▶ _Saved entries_
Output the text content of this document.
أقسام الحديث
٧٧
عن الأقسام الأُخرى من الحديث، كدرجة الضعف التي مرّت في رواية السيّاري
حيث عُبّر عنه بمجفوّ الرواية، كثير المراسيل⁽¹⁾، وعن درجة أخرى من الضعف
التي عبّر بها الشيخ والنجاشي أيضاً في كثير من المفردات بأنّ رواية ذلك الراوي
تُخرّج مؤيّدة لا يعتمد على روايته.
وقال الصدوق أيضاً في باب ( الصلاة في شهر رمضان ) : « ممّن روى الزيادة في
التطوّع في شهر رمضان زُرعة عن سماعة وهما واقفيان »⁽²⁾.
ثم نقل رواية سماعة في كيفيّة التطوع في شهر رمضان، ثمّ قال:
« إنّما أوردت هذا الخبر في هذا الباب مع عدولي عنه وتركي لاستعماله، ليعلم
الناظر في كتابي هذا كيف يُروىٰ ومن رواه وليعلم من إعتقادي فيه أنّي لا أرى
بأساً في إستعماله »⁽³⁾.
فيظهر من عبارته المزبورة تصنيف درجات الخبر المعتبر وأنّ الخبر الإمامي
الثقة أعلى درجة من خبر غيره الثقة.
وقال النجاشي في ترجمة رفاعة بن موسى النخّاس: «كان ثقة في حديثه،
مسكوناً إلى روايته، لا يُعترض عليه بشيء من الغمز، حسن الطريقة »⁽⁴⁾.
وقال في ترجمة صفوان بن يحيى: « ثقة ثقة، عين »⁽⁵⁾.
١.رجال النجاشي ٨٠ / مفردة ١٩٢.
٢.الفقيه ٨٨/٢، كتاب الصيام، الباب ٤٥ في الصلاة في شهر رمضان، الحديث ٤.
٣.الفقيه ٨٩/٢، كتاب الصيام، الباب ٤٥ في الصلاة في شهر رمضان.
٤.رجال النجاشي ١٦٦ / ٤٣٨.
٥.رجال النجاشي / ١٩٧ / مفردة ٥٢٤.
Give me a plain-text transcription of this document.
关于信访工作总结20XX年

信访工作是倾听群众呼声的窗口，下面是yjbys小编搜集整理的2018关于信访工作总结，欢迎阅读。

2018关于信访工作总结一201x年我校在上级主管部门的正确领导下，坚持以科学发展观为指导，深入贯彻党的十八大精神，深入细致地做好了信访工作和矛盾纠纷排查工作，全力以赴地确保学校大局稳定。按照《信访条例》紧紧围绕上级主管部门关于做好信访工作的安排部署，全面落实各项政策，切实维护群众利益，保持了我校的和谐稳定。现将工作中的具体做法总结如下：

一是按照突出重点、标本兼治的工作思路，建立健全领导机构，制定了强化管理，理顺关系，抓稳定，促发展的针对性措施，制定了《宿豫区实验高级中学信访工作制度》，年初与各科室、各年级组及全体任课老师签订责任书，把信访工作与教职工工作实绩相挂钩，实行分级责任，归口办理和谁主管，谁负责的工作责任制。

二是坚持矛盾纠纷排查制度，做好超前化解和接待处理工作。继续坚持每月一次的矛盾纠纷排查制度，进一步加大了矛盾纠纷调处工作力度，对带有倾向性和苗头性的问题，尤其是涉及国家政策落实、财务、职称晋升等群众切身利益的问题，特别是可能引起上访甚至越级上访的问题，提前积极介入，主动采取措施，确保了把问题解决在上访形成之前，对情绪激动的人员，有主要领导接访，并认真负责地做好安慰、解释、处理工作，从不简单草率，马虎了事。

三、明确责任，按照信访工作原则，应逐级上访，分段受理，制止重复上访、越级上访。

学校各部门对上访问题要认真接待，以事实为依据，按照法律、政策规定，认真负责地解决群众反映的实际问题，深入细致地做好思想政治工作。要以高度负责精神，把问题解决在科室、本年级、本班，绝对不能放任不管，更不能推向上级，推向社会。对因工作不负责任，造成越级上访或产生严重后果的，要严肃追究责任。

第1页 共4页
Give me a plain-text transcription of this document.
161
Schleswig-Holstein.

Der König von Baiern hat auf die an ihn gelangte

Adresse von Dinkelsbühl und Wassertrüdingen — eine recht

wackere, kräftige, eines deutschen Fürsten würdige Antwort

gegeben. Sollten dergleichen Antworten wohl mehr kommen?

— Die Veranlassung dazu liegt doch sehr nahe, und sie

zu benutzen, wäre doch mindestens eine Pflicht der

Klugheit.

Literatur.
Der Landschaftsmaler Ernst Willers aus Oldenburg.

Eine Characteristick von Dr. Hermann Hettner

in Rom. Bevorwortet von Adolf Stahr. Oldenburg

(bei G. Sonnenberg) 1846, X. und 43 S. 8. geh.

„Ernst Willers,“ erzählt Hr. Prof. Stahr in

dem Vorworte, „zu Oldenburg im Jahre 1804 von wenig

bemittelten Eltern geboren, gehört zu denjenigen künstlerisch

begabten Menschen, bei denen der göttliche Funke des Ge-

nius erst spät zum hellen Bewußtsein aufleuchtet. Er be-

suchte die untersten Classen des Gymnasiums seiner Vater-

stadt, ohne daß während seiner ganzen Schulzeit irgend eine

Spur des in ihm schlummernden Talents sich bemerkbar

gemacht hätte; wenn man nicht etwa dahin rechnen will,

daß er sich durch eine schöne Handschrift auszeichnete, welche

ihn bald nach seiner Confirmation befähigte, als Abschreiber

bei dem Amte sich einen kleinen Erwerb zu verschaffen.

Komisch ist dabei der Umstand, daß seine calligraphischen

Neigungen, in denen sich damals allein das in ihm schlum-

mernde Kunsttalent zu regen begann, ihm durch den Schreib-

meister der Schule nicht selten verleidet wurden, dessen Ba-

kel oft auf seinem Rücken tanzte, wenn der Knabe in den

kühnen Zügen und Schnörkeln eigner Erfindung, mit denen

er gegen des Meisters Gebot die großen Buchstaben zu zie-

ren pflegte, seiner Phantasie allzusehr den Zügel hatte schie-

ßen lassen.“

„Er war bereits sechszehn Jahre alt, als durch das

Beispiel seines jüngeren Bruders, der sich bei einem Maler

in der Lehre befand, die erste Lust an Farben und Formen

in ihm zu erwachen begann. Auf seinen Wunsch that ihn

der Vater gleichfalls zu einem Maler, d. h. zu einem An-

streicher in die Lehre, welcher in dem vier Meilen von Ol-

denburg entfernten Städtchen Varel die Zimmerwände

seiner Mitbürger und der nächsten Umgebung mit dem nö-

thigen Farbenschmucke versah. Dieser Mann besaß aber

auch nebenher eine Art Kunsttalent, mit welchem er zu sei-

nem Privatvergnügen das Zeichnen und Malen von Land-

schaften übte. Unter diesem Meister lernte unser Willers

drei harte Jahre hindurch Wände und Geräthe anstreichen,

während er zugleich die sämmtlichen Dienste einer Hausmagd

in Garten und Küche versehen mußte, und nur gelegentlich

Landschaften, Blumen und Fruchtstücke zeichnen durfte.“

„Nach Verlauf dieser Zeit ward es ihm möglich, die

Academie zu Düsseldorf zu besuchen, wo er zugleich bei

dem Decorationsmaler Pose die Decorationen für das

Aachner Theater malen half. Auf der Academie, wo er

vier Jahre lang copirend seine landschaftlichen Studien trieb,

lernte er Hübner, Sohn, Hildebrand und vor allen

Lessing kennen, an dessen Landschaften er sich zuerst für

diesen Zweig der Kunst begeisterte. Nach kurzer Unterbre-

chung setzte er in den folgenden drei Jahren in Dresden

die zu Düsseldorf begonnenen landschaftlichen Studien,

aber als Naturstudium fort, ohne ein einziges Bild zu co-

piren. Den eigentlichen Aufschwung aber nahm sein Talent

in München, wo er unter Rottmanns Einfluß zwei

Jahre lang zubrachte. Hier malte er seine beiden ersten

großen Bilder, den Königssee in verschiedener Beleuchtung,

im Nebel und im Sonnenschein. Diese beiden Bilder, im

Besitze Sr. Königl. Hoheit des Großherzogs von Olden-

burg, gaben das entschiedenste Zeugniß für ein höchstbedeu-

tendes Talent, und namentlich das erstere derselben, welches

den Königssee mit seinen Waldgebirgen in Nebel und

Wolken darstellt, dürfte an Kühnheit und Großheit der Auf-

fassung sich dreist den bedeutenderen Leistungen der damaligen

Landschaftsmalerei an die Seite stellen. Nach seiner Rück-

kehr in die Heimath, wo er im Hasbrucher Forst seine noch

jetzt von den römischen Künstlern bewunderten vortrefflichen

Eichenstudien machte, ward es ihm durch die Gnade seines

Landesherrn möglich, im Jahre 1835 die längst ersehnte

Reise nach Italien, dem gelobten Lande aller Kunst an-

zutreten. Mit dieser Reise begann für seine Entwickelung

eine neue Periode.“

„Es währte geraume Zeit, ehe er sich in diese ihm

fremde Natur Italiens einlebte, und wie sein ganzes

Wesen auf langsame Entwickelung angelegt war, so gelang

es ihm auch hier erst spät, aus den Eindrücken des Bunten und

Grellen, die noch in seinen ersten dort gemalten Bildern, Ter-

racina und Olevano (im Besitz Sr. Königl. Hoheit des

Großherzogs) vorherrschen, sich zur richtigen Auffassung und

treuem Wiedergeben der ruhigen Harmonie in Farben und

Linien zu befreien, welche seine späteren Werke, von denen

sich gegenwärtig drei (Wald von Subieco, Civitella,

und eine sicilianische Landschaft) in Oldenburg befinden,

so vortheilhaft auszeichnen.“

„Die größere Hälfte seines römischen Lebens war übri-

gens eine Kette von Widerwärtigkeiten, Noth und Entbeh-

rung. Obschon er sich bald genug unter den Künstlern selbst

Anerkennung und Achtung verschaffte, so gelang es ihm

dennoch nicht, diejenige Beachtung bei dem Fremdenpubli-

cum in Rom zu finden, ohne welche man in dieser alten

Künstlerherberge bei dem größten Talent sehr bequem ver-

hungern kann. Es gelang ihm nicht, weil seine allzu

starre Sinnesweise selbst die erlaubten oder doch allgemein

▶ _TASK PROMPT_
Copy each line from the data above that includes "الصيام".

▶ _CORRECT RESULT_
٢.الفقيه ٨٨/٢، كتاب الصيام، الباب ٤٥ في الصلاة في شهر رمضان، الحديث ٤.
٣.الفقيه ٨٩/٢، كتاب الصيام، الباب ٤٥ في الصلاة في شهر رمضان.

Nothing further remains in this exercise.